* START Dataset *

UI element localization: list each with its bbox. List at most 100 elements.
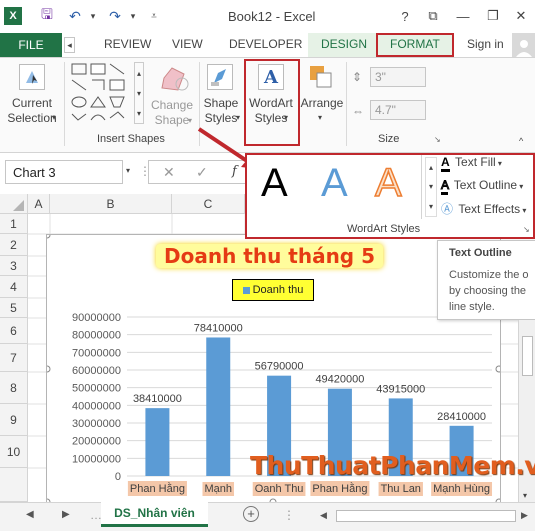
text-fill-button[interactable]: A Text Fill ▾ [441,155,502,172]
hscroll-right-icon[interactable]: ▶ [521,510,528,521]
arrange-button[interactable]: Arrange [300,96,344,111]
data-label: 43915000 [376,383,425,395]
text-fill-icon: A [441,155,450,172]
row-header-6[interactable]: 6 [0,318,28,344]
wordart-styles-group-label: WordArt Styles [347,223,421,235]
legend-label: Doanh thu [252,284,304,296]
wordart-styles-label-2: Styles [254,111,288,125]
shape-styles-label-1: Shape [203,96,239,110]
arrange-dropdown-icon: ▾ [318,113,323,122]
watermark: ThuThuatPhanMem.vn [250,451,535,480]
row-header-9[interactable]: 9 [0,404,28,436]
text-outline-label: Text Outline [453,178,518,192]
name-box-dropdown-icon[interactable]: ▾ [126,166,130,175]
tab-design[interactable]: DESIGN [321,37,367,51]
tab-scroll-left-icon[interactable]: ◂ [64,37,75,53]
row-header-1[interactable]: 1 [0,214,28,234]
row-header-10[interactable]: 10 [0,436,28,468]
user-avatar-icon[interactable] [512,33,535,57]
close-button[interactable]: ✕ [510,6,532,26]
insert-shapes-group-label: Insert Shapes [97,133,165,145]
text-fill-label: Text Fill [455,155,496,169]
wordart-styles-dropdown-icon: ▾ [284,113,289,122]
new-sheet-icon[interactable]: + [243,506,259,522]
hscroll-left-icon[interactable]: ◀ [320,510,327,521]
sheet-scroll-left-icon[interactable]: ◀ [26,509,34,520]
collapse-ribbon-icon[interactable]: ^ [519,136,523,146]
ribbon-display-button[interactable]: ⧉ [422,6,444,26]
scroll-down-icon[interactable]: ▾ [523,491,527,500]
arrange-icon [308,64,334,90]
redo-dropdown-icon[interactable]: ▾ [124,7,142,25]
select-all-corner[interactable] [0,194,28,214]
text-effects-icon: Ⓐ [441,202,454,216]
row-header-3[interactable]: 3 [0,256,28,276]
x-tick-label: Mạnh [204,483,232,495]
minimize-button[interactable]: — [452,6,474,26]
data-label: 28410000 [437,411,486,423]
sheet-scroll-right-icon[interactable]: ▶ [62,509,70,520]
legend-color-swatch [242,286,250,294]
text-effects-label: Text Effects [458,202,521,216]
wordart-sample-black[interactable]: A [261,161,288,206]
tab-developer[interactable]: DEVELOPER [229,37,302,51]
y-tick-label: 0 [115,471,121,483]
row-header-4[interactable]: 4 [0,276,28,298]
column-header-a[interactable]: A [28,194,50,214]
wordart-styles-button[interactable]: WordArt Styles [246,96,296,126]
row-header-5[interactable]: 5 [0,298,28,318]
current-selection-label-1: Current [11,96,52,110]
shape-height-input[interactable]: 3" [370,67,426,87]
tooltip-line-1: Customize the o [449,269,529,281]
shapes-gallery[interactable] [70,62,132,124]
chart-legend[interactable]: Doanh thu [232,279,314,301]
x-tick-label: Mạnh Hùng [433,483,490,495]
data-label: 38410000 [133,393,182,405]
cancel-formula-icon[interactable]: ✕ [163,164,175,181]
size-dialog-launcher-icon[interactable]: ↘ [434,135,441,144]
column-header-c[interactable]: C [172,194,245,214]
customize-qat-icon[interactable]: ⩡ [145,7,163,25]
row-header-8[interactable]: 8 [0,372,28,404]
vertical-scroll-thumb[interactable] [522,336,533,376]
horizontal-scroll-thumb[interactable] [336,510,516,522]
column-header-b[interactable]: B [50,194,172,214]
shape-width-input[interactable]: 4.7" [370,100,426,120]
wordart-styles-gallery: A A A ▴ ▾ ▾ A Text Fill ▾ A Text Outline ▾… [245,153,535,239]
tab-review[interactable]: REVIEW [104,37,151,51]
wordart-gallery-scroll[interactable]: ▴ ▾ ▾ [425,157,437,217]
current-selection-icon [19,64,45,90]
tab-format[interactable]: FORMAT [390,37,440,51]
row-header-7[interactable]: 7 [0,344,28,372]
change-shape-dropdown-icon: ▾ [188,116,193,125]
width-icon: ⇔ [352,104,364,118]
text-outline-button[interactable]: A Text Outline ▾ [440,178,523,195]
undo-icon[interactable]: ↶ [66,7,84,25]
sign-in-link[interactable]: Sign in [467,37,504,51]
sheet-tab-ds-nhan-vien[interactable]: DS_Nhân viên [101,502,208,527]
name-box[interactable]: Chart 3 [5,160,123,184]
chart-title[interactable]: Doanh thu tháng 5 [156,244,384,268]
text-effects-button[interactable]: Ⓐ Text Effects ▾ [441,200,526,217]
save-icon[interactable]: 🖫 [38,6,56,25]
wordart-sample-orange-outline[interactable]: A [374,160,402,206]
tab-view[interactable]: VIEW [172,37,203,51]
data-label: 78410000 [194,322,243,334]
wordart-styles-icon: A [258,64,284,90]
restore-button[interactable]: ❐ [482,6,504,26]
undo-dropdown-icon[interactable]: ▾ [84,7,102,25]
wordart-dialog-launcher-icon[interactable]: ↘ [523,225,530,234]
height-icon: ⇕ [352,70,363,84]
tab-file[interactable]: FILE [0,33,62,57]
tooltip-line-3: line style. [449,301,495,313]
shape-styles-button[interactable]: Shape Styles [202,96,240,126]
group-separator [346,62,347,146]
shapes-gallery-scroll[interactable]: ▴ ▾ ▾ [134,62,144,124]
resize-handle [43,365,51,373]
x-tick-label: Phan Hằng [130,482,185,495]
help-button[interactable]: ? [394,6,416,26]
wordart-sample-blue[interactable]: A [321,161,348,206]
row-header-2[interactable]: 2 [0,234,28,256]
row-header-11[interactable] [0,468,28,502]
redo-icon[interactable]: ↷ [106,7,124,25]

* END Dataset *
* START Dataset *

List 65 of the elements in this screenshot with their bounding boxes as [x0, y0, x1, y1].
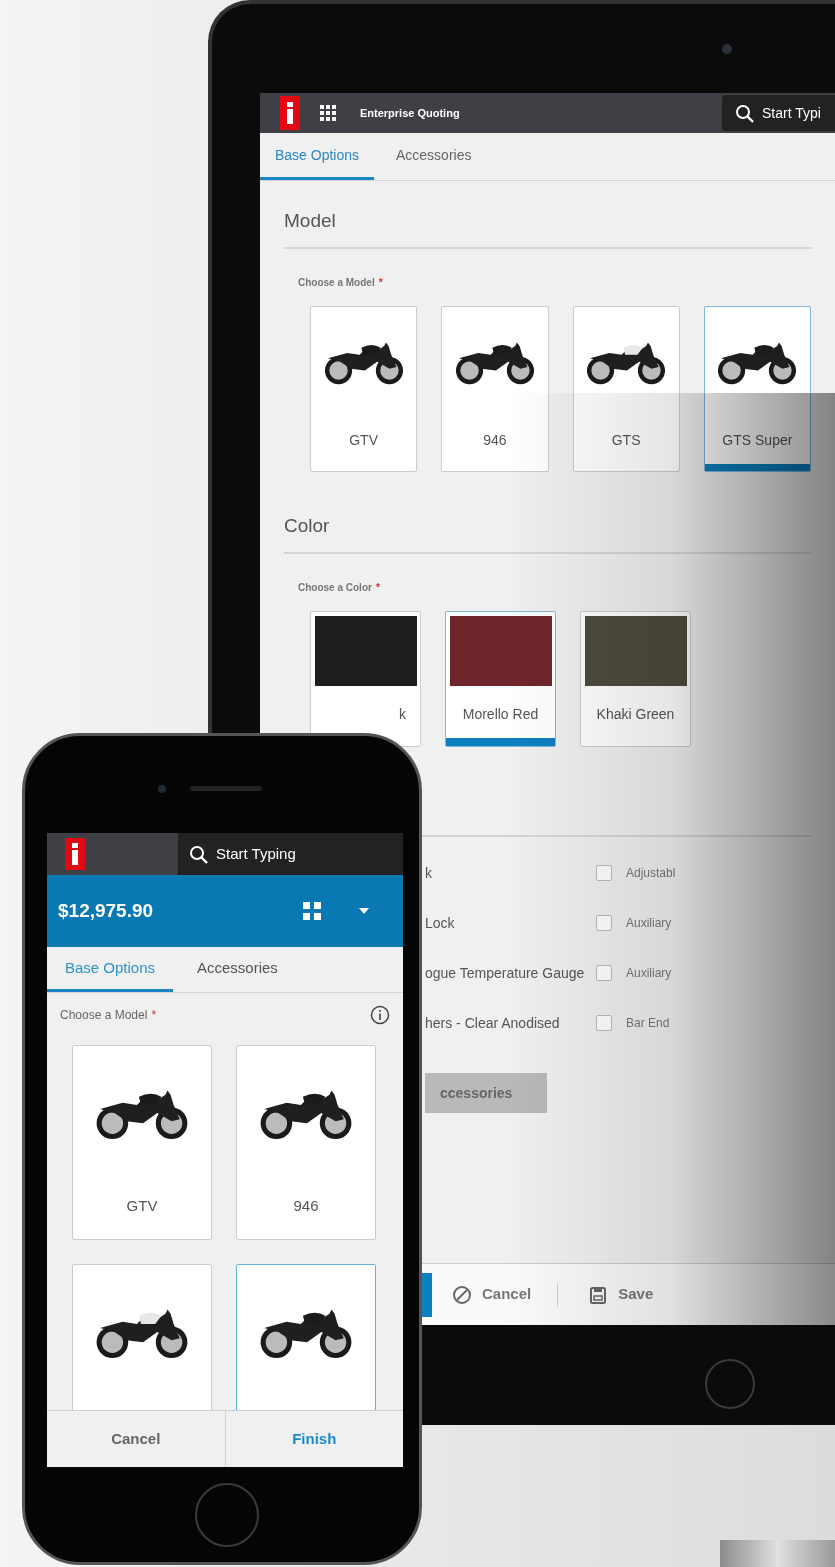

* END Dataset *
* START Dataset *

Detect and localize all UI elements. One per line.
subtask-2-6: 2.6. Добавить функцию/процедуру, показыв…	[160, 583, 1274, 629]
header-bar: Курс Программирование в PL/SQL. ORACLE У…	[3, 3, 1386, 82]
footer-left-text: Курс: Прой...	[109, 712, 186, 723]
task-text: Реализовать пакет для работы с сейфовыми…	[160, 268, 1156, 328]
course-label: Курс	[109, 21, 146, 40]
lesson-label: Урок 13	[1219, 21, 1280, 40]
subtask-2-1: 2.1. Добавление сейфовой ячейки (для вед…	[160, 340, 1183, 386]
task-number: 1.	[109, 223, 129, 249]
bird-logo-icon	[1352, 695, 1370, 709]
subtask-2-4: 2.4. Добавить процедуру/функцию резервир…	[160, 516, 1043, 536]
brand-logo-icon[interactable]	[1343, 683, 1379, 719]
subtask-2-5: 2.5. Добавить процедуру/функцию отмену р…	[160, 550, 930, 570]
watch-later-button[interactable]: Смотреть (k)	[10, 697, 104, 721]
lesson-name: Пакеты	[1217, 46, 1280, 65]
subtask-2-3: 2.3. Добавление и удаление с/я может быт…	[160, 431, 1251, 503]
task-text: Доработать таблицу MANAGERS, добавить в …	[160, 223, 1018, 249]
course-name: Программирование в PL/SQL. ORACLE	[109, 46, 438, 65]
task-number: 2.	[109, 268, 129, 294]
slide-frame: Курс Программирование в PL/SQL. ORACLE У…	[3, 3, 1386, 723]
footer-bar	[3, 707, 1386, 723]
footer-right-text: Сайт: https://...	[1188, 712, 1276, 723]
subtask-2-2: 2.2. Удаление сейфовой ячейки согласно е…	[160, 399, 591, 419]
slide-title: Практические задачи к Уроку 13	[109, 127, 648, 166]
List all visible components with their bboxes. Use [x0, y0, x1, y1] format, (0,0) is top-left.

* END Dataset *

## What the task requires
Could you convert the stretch of the listing from the line containing "Detect and localize" through the line containing "712, 186, 723]" into a JSON list of strings, one string per line, leaving out any blank lines?

## Correct output
[
  "Detect and localize all UI elements. One per line.",
  "subtask-2-6: 2.6. Добавить функцию/процедуру, показыв…\t[160, 583, 1274, 629]",
  "header-bar: Курс Программирование в PL/SQL. ORACLE У…\t[3, 3, 1386, 82]",
  "footer-left-text: Курс: Прой...\t[109, 712, 186, 723]"
]